■ What is required
Copy out each line of the material below with no changes.

■ Extracted entries
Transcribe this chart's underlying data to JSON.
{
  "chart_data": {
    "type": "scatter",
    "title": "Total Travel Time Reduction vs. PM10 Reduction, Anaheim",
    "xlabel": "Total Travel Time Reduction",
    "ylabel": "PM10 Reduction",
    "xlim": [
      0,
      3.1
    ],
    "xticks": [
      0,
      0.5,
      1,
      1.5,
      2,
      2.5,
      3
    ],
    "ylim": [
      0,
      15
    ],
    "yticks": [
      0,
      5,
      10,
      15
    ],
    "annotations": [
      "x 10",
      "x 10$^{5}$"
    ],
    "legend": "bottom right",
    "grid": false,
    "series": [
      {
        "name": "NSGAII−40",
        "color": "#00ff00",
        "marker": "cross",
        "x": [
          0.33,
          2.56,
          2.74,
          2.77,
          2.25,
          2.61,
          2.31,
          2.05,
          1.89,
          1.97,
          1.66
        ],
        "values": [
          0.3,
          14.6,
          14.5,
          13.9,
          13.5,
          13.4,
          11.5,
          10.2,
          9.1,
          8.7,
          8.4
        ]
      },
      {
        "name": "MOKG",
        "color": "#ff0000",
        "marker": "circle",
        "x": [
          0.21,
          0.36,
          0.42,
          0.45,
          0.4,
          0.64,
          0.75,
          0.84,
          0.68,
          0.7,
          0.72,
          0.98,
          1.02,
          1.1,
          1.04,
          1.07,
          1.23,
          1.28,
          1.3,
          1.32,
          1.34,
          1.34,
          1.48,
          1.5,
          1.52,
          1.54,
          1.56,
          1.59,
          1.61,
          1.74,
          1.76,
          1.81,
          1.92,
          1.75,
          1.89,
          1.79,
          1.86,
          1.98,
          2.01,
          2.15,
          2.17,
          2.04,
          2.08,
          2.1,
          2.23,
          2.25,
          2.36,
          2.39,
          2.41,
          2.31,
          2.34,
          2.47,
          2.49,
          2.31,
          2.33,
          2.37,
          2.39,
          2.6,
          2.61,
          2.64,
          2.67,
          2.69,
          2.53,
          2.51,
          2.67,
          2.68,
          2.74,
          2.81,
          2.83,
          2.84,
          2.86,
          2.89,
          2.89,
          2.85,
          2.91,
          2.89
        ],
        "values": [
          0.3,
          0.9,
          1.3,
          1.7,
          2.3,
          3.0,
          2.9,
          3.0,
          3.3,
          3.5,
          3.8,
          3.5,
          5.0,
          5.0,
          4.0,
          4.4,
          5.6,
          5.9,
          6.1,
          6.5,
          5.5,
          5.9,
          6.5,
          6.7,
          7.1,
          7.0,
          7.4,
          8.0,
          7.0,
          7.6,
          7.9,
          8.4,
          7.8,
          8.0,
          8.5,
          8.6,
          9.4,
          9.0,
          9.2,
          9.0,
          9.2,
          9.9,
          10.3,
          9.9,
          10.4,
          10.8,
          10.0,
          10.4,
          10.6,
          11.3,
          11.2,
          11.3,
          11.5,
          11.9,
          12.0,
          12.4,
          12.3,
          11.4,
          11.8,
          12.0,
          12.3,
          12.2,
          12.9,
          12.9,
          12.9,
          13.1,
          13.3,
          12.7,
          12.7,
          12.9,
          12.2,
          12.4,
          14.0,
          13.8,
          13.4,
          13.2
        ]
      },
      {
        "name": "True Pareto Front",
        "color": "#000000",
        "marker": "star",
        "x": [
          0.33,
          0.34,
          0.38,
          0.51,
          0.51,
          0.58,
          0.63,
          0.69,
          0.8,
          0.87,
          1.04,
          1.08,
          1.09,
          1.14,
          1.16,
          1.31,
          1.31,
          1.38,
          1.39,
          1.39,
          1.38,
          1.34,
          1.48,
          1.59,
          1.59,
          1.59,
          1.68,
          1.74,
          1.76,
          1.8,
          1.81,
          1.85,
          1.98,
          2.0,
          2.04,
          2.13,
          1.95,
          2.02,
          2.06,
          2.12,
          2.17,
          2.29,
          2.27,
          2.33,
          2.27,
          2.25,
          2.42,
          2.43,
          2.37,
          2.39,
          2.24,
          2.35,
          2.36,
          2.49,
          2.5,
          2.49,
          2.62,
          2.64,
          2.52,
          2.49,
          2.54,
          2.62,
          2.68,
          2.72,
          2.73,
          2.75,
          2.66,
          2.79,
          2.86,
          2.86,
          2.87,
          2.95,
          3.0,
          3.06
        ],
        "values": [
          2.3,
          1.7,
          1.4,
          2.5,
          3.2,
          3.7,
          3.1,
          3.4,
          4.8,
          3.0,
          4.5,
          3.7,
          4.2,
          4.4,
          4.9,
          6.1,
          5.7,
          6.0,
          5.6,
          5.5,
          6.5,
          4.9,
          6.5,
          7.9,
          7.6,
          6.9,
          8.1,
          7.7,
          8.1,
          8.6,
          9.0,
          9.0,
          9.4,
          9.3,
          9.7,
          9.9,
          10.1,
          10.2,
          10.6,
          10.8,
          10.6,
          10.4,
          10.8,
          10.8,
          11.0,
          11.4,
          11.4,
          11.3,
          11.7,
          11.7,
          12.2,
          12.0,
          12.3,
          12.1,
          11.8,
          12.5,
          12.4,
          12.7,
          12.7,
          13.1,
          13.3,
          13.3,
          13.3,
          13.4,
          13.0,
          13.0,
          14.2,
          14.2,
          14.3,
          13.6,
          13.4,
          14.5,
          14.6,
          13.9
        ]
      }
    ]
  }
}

■ Solved problem
Transcribe this chart's underlying data to JSON.
{
  "chart_data": {
    "type": "scatter",
    "title": "Total Travel Time Reduction vs. PM10 Reduction, Anaheim",
    "xlabel": "Total Travel Time Reduction",
    "ylabel": "PM10 Reduction",
    "xlim": [
      0,
      3.1
    ],
    "xticks": [
      0,
      0.5,
      1,
      1.5,
      2,
      2.5,
      3
    ],
    "ylim": [
      0,
      15
    ],
    "yticks": [
      0,
      5,
      10,
      15
    ],
    "annotations": [
      "x 10",
      "x 10$^{5}$"
    ],
    "legend": "bottom right",
    "grid": false,
    "series": [
      {
        "name": "NSGAII−40",
        "color": "#00ff00",
        "marker": "cross",
        "x": [
          0.33,
          2.56,
          2.74,
          2.77,
          2.25,
          2.61,
          2.31,
          2.05,
          1.89,
          1.97,
          1.66
        ],
        "values": [
          0.3,
          14.6,
          14.5,
          13.9,
          13.5,
          13.4,
          11.5,
          10.2,
          9.1,
          8.7,
          8.4
        ]
      },
      {
        "name": "MOKG",
        "color": "#ff0000",
        "marker": "circle",
        "x": [
          0.21,
          0.36,
          0.42,
          0.45,
          0.4,
          0.64,
          0.75,
          0.84,
          0.68,
          0.7,
          0.72,
          0.98,
          1.02,
          1.1,
          1.04,
          1.07,
          1.23,
          1.28,
          1.3,
          1.32,
          1.34,
          1.34,
          1.48,
          1.5,
          1.52,
          1.54,
          1.56,
          1.59,
          1.61,
          1.74,
          1.76,
          1.81,
          1.92,
          1.75,
          1.89,
          1.79,
          1.86,
          1.98,
          2.01,
          2.15,
          2.17,
          2.04,
          2.08,
          2.1,
          2.23,
          2.25,
          2.36,
          2.39,
          2.41,
          2.31,
          2.34,
          2.47,
          2.49,
          2.31,
          2.33,
          2.37,
          2.39,
          2.6,
          2.61,
          2.64,
          2.67,
          2.69,
          2.53,
          2.51,
          2.67,
          2.68,
          2.74,
          2.81,
          2.83,
          2.84,
          2.86,
          2.89,
          2.89,
          2.85,
          2.91,
          2.89
        ],
        "values": [
          0.3,
          0.9,
          1.3,
          1.7,
          2.3,
          3.0,
          2.9,
          3.0,
          3.3,
          3.5,
          3.8,
          3.5,
          5.0,
          5.0,
          4.0,
          4.4,
          5.6,
          5.9,
          6.1,
          6.5,
          5.5,
          5.9,
          6.5,
          6.7,
          7.1,
          7.0,
          7.4,
          8.0,
          7.0,
          7.6,
          7.9,
          8.4,
          7.8,
          8.0,
          8.5,
          8.6,
          9.4,
          9.0,
          9.2,
          9.0,
          9.2,
          9.9,
          10.3,
          9.9,
          10.4,
          10.8,
          10.0,
          10.4,
          10.6,
          11.3,
          11.2,
          11.3,
          11.5,
          11.9,
          12.0,
          12.4,
          12.3,
          11.4,
          11.8,
          12.0,
          12.3,
          12.2,
          12.9,
          12.9,
          12.9,
          13.1,
          13.3,
          12.7,
          12.7,
          12.9,
          12.2,
          12.4,
          14.0,
          13.8,
          13.4,
          13.2
        ]
      },
      {
        "name": "True Pareto Front",
        "color": "#000000",
        "marker": "star",
        "x": [
          0.33,
          0.34,
          0.38,
          0.51,
          0.51,
          0.58,
          0.63,
          0.69,
          0.8,
          0.87,
          1.04,
          1.08,
          1.09,
          1.14,
          1.16,
          1.31,
          1.31,
          1.38,
          1.39,
          1.39,
          1.38,
          1.34,
          1.48,
          1.59,
          1.59,
          1.59,
          1.68,
          1.74,
          1.76,
          1.8,
          1.81,
          1.85,
          1.98,
          2.0,
          2.04,
          2.13,
          1.95,
          2.02,
          2.06,
          2.12,
          2.17,
          2.29,
          2.27,
          2.33,
          2.27,
          2.25,
          2.42,
          2.43,
          2.37,
          2.39,
          2.24,
          2.35,
          2.36,
          2.49,
          2.5,
          2.49,
          2.62,
          2.64,
          2.52,
          2.49,
          2.54,
          2.62,
          2.68,
          2.72,
          2.73,
          2.75,
          2.66,
          2.79,
          2.86,
          2.86,
          2.87,
          2.95,
          3.0,
          3.06
        ],
        "values": [
          2.3,
          1.7,
          1.4,
          2.5,
          3.2,
          3.7,
          3.1,
          3.4,
          4.8,
          3.0,
          4.5,
          3.7,
          4.2,
          4.4,
          4.9,
          6.1,
          5.7,
          6.0,
          5.6,
          5.5,
          6.5,
          4.9,
          6.5,
          7.9,
          7.6,
          6.9,
          8.1,
          7.7,
          8.1,
          8.6,
          9.0,
          9.0,
          9.4,
          9.3,
          9.7,
          9.9,
          10.1,
          10.2,
          10.6,
          10.8,
          10.6,
          10.4,
          10.8,
          10.8,
          11.0,
          11.4,
          11.4,
          11.3,
          11.7,
          11.7,
          12.2,
          12.0,
          12.3,
          12.1,
          11.8,
          12.5,
          12.4,
          12.7,
          12.7,
          13.1,
          13.3,
          13.3,
          13.3,
          13.4,
          13.0,
          13.0,
          14.2,
          14.2,
          14.3,
          13.6,
          13.4,
          14.5,
          14.6,
          13.9
        ]
      }
    ]
  }
}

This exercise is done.